What needs to be done
Every line containing "underway" should be copied out. Go through the entries and find them.

Stored items
────────────────

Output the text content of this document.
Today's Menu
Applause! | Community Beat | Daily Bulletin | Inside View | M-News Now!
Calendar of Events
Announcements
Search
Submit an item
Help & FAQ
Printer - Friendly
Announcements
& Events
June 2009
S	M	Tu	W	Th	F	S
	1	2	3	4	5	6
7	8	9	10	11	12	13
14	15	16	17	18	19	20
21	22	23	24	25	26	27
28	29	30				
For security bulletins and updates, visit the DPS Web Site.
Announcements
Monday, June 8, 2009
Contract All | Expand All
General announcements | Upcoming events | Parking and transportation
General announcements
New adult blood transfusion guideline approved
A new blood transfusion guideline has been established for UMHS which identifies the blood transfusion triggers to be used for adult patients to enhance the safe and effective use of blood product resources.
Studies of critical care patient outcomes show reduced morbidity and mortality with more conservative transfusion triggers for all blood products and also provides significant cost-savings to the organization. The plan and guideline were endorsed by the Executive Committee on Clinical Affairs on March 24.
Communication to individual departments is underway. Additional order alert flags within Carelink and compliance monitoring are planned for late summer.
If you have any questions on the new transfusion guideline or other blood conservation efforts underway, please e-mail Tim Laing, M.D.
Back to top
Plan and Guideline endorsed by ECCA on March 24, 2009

────────────────

Task output
Communication to individual departments is underway. Additional order alert flags within Carelink and compliance monitoring are planned for late summer.
If you have any questions on the new transfusion guideline or other blood conservation efforts underway, please e-mail Tim Laing, M.D.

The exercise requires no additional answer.